L'effetto che sortisce questo tipo di resa in superficie è infatti quello di recuperare, nella vertigine della mescolanza, un senso nel vissuto, di dare del passato non solo una rappresentazione coerente, ma anche la sua intera interpretazione, dove le categorie del tempo si dissolvono l'una nell'altra, il passato diventa presente (o il passato remoto si fa passato prossimo) e il presente si volge in passato. L'esperienza della guerra coloniale può essere allora compenetrata dall'esperienza del passato - dunque, in questo modo, ne viene esplicitata l'origine nelle forme autoritarie e discriminatorie del colonialismo bianco, così come era praticato dal padre nella Compagnia o dai portoghesi negli anni dell'infanzia - e parimenti la temporalità dell'infanzia viene investita dagli eventi a venire, portando alla luce gli effetti degenerativi dell'educazione distorta, repressiva e preconcetta della civiltà colonialistica. Il narratore può recuperare così il senso pieno dell'esperienza (il cui significato etimologico è proprio questo: un pre-venire-da e un andare-attraverso, ovvero origine e percorso del movimento, dell'esistere) e ricomporre all'interno di un'altra temporalità - che è quella esotica, con i cinque tempi di modulazione narrativa: inizio, limbo, iato, interludio e proscenio - lo specchio infranto del vissuto.
Anche lo spazio è chiamato a territorializzare la centralità del tempo: lo testimoniano i contrassegni toponomastici dei due fiumi, il Luachimo e il Luena, che designano in realtà i due tempi evocati, quello dell'infanzia e quello della maturità, il tempo trascorso nella Compagnia con la famiglia, imprigionata in un incomprensibile reticolo di interdizioni, sino al Luena della maturità, il fiume a cui si ritorna, come vuole la leggenda indigena, una volta che se ne sono conosciute le acque e che la spinge a tornare al Luachimo memoriale. Fiume allora come figura che condensa in sé l'immagine simbolica del tempo e dunque anche della memoria. Sono questi motivi che creano la coesione del tessuto narrativo, il suo intimo ed invisibile parallelismo (si veda ad esempio la ricorrenza dell'immagine del fiume come connettore tra la 32°, la 15° e la 33° reminiscenza), tracciano insomma il percorso tra residui eterocliti del ricordo.

Materiale estratto
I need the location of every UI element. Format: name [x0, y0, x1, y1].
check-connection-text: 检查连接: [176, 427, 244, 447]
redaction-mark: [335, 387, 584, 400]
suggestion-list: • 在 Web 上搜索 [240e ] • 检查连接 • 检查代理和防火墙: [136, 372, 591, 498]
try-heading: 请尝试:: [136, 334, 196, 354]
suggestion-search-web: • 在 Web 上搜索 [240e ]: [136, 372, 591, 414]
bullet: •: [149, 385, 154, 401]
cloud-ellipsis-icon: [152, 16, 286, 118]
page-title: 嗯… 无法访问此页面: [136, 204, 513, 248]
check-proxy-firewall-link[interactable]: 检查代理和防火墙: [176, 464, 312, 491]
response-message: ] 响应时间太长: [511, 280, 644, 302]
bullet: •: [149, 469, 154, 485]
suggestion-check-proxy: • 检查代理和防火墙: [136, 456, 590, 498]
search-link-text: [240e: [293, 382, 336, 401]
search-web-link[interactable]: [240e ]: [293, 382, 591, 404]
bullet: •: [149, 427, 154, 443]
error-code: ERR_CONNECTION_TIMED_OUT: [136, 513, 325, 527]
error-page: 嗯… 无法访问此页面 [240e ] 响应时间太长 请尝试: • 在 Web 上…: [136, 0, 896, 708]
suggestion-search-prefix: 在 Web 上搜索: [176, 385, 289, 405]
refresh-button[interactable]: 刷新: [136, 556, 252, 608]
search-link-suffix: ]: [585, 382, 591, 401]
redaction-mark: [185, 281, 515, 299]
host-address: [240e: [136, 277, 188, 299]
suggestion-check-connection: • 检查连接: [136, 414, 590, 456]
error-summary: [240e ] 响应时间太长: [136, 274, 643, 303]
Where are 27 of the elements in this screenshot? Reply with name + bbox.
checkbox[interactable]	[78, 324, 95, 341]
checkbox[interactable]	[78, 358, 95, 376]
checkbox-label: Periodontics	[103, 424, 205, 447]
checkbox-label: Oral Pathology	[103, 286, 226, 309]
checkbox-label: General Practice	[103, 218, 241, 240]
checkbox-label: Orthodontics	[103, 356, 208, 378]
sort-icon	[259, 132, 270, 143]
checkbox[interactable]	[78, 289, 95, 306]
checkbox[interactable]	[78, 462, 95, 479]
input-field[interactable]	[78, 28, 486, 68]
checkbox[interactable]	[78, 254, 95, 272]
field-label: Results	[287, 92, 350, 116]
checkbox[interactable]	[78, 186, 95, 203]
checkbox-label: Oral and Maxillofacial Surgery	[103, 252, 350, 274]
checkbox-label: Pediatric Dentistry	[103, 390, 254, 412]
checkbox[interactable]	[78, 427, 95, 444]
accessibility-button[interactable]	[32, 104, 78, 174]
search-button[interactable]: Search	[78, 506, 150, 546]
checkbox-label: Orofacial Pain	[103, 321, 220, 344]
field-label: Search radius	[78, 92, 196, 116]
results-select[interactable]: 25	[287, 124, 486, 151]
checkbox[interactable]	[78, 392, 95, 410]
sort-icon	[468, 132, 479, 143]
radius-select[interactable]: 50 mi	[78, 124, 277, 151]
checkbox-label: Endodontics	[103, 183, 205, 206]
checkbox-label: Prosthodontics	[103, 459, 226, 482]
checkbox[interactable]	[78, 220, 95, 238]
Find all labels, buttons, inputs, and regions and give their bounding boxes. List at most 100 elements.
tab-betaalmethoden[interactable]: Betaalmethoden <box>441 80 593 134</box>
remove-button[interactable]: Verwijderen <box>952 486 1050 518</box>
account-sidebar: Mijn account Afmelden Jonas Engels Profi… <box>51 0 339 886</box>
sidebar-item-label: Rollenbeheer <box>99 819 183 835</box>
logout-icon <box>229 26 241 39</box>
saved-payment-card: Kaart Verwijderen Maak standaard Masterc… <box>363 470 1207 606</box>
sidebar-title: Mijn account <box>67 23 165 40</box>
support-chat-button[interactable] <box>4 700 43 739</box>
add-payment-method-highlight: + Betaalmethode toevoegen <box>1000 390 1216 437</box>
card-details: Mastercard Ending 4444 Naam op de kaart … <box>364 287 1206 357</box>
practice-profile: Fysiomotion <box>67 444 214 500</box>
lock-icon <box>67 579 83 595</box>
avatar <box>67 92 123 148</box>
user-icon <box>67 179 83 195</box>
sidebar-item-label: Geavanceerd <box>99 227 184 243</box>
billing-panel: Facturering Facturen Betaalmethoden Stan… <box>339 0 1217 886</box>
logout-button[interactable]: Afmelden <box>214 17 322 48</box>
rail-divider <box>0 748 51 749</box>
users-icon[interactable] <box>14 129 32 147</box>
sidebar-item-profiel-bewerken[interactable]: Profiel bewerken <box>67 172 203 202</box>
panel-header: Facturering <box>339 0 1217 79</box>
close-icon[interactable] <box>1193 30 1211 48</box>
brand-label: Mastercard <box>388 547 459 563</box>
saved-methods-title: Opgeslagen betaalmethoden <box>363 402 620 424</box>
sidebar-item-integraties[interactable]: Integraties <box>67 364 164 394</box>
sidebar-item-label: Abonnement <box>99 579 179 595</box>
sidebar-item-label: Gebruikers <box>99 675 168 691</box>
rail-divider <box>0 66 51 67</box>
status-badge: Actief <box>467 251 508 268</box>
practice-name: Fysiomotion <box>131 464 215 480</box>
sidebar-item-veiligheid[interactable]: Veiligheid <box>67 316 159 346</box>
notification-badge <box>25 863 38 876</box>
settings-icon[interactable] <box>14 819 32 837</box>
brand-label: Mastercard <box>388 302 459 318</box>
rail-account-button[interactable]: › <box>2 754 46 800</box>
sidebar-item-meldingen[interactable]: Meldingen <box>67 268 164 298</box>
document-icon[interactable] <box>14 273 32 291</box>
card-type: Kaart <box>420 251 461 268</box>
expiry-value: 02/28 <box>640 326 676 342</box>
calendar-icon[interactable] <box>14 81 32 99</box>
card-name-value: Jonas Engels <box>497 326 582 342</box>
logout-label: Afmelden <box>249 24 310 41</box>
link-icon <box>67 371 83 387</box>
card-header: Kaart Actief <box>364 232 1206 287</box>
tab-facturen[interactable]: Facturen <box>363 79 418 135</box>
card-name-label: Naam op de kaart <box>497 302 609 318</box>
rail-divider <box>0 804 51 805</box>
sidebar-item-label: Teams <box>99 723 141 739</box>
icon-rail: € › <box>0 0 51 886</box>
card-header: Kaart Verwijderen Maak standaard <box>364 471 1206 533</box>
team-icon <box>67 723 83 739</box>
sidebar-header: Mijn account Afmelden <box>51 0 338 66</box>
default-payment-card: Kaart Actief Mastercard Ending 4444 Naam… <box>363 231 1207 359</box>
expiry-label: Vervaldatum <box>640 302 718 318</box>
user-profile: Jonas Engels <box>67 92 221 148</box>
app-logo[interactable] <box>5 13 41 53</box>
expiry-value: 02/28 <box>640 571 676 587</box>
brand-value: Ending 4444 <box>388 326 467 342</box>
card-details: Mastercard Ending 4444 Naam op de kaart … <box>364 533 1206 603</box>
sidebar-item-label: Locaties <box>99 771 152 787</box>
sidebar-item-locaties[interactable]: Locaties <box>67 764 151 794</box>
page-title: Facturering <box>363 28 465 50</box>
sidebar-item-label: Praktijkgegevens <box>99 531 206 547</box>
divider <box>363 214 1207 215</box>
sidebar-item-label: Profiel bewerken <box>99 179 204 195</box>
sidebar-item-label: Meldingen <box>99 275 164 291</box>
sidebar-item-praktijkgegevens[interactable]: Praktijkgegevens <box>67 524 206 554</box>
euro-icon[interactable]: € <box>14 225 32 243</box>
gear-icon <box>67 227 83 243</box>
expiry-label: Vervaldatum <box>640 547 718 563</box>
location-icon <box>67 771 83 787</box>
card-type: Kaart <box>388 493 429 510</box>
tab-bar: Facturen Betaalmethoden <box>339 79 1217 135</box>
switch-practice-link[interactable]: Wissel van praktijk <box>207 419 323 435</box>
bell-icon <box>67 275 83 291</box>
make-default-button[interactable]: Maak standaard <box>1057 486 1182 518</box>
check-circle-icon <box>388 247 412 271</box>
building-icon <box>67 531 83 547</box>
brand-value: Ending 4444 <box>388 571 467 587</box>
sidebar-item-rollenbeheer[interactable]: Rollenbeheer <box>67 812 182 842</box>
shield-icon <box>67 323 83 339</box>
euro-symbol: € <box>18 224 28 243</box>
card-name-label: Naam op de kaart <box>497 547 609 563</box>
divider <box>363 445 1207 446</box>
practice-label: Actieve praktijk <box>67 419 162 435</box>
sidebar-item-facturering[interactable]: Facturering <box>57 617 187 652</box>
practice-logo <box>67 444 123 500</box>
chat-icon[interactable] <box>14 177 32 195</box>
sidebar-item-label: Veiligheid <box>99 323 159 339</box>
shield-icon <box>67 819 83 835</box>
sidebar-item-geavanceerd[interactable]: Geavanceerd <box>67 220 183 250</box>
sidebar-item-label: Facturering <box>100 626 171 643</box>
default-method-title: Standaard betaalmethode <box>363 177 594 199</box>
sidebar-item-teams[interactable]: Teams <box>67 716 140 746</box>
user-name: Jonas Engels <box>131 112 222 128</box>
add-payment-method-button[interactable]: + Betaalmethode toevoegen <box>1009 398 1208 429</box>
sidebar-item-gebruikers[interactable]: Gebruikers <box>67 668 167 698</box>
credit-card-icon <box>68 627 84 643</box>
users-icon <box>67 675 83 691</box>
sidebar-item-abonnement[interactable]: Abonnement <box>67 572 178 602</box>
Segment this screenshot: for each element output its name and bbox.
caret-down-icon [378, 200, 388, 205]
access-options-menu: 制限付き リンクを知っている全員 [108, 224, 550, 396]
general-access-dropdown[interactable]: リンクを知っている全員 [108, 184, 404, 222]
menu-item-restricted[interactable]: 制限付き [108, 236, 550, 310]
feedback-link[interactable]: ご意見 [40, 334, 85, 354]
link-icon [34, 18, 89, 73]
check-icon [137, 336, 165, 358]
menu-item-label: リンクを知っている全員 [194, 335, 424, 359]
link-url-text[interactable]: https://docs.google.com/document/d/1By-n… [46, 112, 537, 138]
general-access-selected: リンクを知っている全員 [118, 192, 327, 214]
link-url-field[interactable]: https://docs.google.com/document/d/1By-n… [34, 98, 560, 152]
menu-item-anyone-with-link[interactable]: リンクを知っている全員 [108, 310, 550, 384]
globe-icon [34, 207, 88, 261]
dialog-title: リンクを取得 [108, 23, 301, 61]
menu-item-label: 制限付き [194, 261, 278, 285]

Cosa fare
(1) Trascrivi senza modifiche le righe dell'elenco, dall'inizio fino alla riga che contiene "response-message: ] 响应时间太长: [511, 280, 644, 302]", inclusa.
(2) Prosegui il brano sul tempo e sulla memoria nel racconto dell'esperienza coloniale dal punto in cui si ferma.

Elenco risposte
(1)
I need the location of every UI element. Format: name [x0, y0, x1, y1].
check-connection-text: 检查连接: [176, 427, 244, 447]
redaction-mark: [335, 387, 584, 400]
suggestion-list: • 在 Web 上搜索 [240e ] • 检查连接 • 检查代理和防火墙: [136, 372, 591, 498]
try-heading: 请尝试:: [136, 334, 196, 354]
suggestion-search-web: • 在 Web 上搜索 [240e ]: [136, 372, 591, 414]
bullet: •: [149, 385, 154, 401]
cloud-ellipsis-icon: [152, 16, 286, 118]
page-title: 嗯… 无法访问此页面: [136, 204, 513, 248]
check-proxy-firewall-link[interactable]: 检查代理和防火墙: [176, 464, 312, 491]
response-message: ] 响应时间太长: [511, 280, 644, 302]

(2)
Ma in questa oscillazione tra simbolico e reale, la lettura può anche essere per intero rovesciata: ovvero il tempo traccia una mappa, una geografia dell'Africa - e anche del continente, della Metropoli - del tutto mentale, di uno spazio perduto o forse mai per intero posseduto, iscritto nel passato dell'esperienza coloniale, la crisi inarginabile di una identità condannata per sempre all'indeterminatezza - né angolana, né portoghese e, insieme, parte di entrambe -, deriva perpetua in una terra di nessuno compresa tra i due Paesi a cui non appartiene pienamente, emblema tragico di una doppia perdita che sottende in fondo il fallimento più complessivo del progetto colonizzatore. Questa coscienza è già viva e presente nell'infanzia, quando il "puto", il Portogallo, le appare un Paese inesistente (10° reminiscenza), attestato con vaghezza solo da parole, ricordi, regali, fotografie, nostalgie altrui, nelle quali è impossibile riconoscersi, che destano un senso di estraneità, di sradicamento assoluto rispetto al Paese di origine (perfettamente reso nel ricordo grottesco dello sbarco a Lisbona e dell'incontro con i parenti sconosciuti con cui dissimulare affetti inesistenti). Così come la cultura indigena entra in lei, nella temporalità universale della festa, con i muquixes, le danze ed i canti rituali di un universo che "lasciava sempre sulla soglia di casa e che le si rimescolava dentro", mostrandole da subito la distanza incolmabile, l'urto sordo tra la sua cultura - cultura colonizzatrice - e le culture colonizzate ridotte nelle loro manifestazioni a puro ornamento esotico, assaporato dai bianchi come saggio di folclore a riprova delle loro magnanimità nei confronti di quelle genti (14° reminiscenza).
Il colonialismo portoghese subisce in queste memorie una sconfitta senza appelli, sia nella sua epoca di auge - ideologicamente retrograda, filtrata attraverso l'educazione che la narratrice riceve, elitismo razziale, provincialismo becero, repressione del desiderio -, sia tra le rovine di questo mediocre impero sgretolato ormai dalla guerra - l'opportunismo e il grigiore delle famiglie dei militari alienati, il senso immanente di putrefazione, decadenza di un mondo sorretto ormai solo dalla retorica vuota. A lei non resta che l'impressione dolorosa di posticcio e di astruso, di nausea e di rigetto per una guerra tanto assurda quanto assurdi sono i valori in dissoluzione della politica colonialista nei quali è stata allevata, stato questo che rende ancora più tagliente il contrasto tra dentro e fuori, tra sé e l'Africa, il contatto assoluto con le esuberanze del paesaggio africano, il desiderio impossibile di stare a tu per tu con il cielo d'Angola.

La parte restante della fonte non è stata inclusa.